**To do**.
The records below must be duplicated exactly, character for character.

**Records supplied**.
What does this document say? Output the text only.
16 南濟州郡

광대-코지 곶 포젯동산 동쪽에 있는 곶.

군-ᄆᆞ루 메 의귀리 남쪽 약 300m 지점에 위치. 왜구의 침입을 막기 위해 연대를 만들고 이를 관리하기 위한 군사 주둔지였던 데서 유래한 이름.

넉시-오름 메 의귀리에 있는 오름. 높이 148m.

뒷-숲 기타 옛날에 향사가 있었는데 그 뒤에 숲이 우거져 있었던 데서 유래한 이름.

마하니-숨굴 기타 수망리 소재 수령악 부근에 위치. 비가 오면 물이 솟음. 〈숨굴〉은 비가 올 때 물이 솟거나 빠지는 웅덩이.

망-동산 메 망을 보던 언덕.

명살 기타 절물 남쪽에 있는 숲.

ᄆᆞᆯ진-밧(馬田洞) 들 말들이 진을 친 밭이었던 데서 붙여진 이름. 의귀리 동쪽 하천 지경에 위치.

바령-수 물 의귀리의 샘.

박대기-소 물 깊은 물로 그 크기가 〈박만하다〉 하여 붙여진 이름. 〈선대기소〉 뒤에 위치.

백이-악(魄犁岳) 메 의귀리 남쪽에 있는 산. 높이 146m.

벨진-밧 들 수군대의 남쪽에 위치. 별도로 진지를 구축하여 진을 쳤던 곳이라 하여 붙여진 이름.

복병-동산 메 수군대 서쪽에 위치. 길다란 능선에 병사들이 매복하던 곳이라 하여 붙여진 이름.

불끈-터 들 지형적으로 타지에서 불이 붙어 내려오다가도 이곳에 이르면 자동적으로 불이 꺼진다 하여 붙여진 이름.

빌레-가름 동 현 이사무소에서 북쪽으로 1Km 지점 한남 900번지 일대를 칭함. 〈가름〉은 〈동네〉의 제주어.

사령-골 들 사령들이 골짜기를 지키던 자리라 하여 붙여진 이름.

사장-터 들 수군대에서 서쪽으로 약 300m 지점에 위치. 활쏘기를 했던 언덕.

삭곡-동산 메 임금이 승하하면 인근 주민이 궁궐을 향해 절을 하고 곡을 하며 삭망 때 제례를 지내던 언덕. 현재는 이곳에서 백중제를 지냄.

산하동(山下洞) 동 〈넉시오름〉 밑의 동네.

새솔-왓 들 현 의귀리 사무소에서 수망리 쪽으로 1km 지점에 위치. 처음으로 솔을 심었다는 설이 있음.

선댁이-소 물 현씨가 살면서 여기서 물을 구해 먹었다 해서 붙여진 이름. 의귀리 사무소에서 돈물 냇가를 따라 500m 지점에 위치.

**Written reply**.
What does this document say? Output the text only.
16 南濟州郡

광대-코지 곶 포젯동산 동쪽에 있는 곶.

군-ᄆᆞ루 메 의귀리 남쪽 약 300m 지점에 위치. 왜구의 침입을 막기 위해 연대를 만들고 이를 관리하기 위한 군사 주둔지였던 데서 유래한 이름.

넉시-오름 메 의귀리에 있는 오름. 높이 148m.

뒷-숲 기타 옛날에 향사가 있었는데 그 뒤에 숲이 우거져 있었던 데서 유래한 이름.

마하니-숨굴 기타 수망리 소재 수령악 부근에 위치. 비가 오면 물이 솟음. 〈숨굴〉은 비가 올 때 물이 솟거나 빠지는 웅덩이.

망-동산 메 망을 보던 언덕.

명살 기타 절물 남쪽에 있는 숲.

ᄆᆞᆯ진-밧(馬田洞) 들 말들이 진을 친 밭이었던 데서 붙여진 이름. 의귀리 동쪽 하천 지경에 위치.

바령-수 물 의귀리의 샘.

박대기-소 물 깊은 물로 그 크기가 〈박만하다〉 하여 붙여진 이름. 〈선대기소〉 뒤에 위치.

백이-악(魄犁岳) 메 의귀리 남쪽에 있는 산. 높이 146m.

벨진-밧 들 수군대의 남쪽에 위치. 별도로 진지를 구축하여 진을 쳤던 곳이라 하여 붙여진 이름.

복병-동산 메 수군대 서쪽에 위치. 길다란 능선에 병사들이 매복하던 곳이라 하여 붙여진 이름.

불끈-터 들 지형적으로 타지에서 불이 붙어 내려오다가도 이곳에 이르면 자동적으로 불이 꺼진다 하여 붙여진 이름.

빌레-가름 동 현 이사무소에서 북쪽으로 1Km 지점 한남 900번지 일대를 칭함. 〈가름〉은 〈동네〉의 제주어.

사령-골 들 사령들이 골짜기를 지키던 자리라 하여 붙여진 이름.

사장-터 들 수군대에서 서쪽으로 약 300m 지점에 위치. 활쏘기를 했던 언덕.

삭곡-동산 메 임금이 승하하면 인근 주민이 궁궐을 향해 절을 하고 곡을 하며 삭망 때 제례를 지내던 언덕. 현재는 이곳에서 백중제를 지냄.

산하동(山下洞) 동 〈넉시오름〉 밑의 동네.

새솔-왓 들 현 의귀리 사무소에서 수망리 쪽으로 1km 지점에 위치. 처음으로 솔을 심었다는 설이 있음.

선댁이-소 물 현씨가 살면서 여기서 물을 구해 먹었다 해서 붙여진 이름. 의귀리 사무소에서 돈물 냇가를 따라 500m 지점에 위치.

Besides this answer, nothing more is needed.